-- Goal --
Would it be possible to write out each entry below exactly, without the pictures?

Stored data
####################
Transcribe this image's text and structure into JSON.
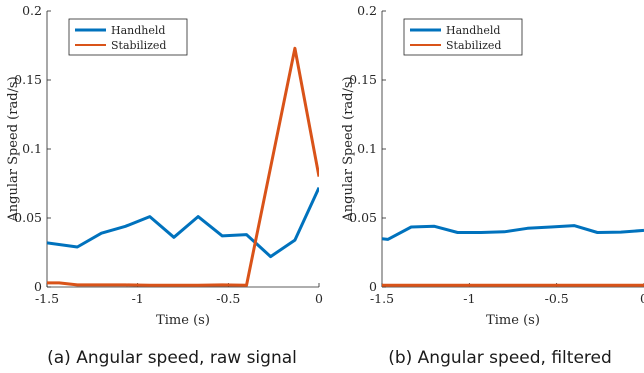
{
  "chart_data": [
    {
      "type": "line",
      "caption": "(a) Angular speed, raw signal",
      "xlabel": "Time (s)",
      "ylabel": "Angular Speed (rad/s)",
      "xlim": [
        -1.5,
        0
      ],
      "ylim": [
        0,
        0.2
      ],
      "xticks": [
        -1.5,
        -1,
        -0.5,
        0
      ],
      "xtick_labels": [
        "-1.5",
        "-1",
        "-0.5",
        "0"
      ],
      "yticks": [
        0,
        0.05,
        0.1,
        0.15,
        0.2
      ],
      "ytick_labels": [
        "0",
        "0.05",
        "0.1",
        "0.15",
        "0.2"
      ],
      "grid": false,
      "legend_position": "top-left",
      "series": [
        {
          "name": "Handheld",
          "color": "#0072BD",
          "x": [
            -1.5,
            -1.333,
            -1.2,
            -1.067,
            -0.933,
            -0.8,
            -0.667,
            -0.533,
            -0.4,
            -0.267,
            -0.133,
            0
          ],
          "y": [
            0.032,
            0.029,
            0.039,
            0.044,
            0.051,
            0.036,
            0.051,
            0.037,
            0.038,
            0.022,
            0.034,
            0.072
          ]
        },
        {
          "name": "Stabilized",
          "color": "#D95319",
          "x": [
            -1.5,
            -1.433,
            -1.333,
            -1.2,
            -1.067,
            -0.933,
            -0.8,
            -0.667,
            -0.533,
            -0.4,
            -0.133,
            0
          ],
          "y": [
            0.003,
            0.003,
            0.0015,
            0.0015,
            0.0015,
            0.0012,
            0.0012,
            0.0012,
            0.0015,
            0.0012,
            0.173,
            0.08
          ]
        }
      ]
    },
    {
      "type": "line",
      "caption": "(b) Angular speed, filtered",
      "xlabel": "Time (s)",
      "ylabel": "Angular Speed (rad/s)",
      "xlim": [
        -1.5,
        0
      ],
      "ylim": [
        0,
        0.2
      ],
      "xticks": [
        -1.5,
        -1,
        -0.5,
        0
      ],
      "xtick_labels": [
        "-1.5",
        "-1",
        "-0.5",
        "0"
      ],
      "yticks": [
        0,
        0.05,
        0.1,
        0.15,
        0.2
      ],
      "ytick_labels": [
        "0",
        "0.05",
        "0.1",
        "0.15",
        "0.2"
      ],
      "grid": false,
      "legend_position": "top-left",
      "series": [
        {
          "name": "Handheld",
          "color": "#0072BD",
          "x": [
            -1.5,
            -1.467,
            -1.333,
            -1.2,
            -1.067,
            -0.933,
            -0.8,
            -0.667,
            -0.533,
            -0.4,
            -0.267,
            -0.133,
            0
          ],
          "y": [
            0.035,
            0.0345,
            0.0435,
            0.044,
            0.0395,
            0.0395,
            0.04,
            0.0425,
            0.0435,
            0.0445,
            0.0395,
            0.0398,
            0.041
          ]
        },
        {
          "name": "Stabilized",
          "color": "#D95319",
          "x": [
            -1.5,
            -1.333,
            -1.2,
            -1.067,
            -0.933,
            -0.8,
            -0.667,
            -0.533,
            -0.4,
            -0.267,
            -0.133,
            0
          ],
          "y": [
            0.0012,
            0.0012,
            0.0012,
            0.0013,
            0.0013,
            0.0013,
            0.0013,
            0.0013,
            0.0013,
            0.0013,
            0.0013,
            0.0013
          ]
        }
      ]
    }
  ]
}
####################
-- Complete output --
Transcribe this image's text and structure into JSON.
{
  "chart_data": [
    {
      "type": "line",
      "caption": "(a) Angular speed, raw signal",
      "xlabel": "Time (s)",
      "ylabel": "Angular Speed (rad/s)",
      "xlim": [
        -1.5,
        0
      ],
      "ylim": [
        0,
        0.2
      ],
      "xticks": [
        -1.5,
        -1,
        -0.5,
        0
      ],
      "xtick_labels": [
        "-1.5",
        "-1",
        "-0.5",
        "0"
      ],
      "yticks": [
        0,
        0.05,
        0.1,
        0.15,
        0.2
      ],
      "ytick_labels": [
        "0",
        "0.05",
        "0.1",
        "0.15",
        "0.2"
      ],
      "grid": false,
      "legend_position": "top-left",
      "series": [
        {
          "name": "Handheld",
          "color": "#0072BD",
          "x": [
            -1.5,
            -1.333,
            -1.2,
            -1.067,
            -0.933,
            -0.8,
            -0.667,
            -0.533,
            -0.4,
            -0.267,
            -0.133,
            0
          ],
          "y": [
            0.032,
            0.029,
            0.039,
            0.044,
            0.051,
            0.036,
            0.051,
            0.037,
            0.038,
            0.022,
            0.034,
            0.072
          ]
        },
        {
          "name": "Stabilized",
          "color": "#D95319",
          "x": [
            -1.5,
            -1.433,
            -1.333,
            -1.2,
            -1.067,
            -0.933,
            -0.8,
            -0.667,
            -0.533,
            -0.4,
            -0.133,
            0
          ],
          "y": [
            0.003,
            0.003,
            0.0015,
            0.0015,
            0.0015,
            0.0012,
            0.0012,
            0.0012,
            0.0015,
            0.0012,
            0.173,
            0.08
          ]
        }
      ]
    },
    {
      "type": "line",
      "caption": "(b) Angular speed, filtered",
      "xlabel": "Time (s)",
      "ylabel": "Angular Speed (rad/s)",
      "xlim": [
        -1.5,
        0
      ],
      "ylim": [
        0,
        0.2
      ],
      "xticks": [
        -1.5,
        -1,
        -0.5,
        0
      ],
      "xtick_labels": [
        "-1.5",
        "-1",
        "-0.5",
        "0"
      ],
      "yticks": [
        0,
        0.05,
        0.1,
        0.15,
        0.2
      ],
      "ytick_labels": [
        "0",
        "0.05",
        "0.1",
        "0.15",
        "0.2"
      ],
      "grid": false,
      "legend_position": "top-left",
      "series": [
        {
          "name": "Handheld",
          "color": "#0072BD",
          "x": [
            -1.5,
            -1.467,
            -1.333,
            -1.2,
            -1.067,
            -0.933,
            -0.8,
            -0.667,
            -0.533,
            -0.4,
            -0.267,
            -0.133,
            0
          ],
          "y": [
            0.035,
            0.0345,
            0.0435,
            0.044,
            0.0395,
            0.0395,
            0.04,
            0.0425,
            0.0435,
            0.0445,
            0.0395,
            0.0398,
            0.041
          ]
        },
        {
          "name": "Stabilized",
          "color": "#D95319",
          "x": [
            -1.5,
            -1.333,
            -1.2,
            -1.067,
            -0.933,
            -0.8,
            -0.667,
            -0.533,
            -0.4,
            -0.267,
            -0.133,
            0
          ],
          "y": [
            0.0012,
            0.0012,
            0.0012,
            0.0013,
            0.0013,
            0.0013,
            0.0013,
            0.0013,
            0.0013,
            0.0013,
            0.0013,
            0.0013
          ]
        }
      ]
    }
  ]
}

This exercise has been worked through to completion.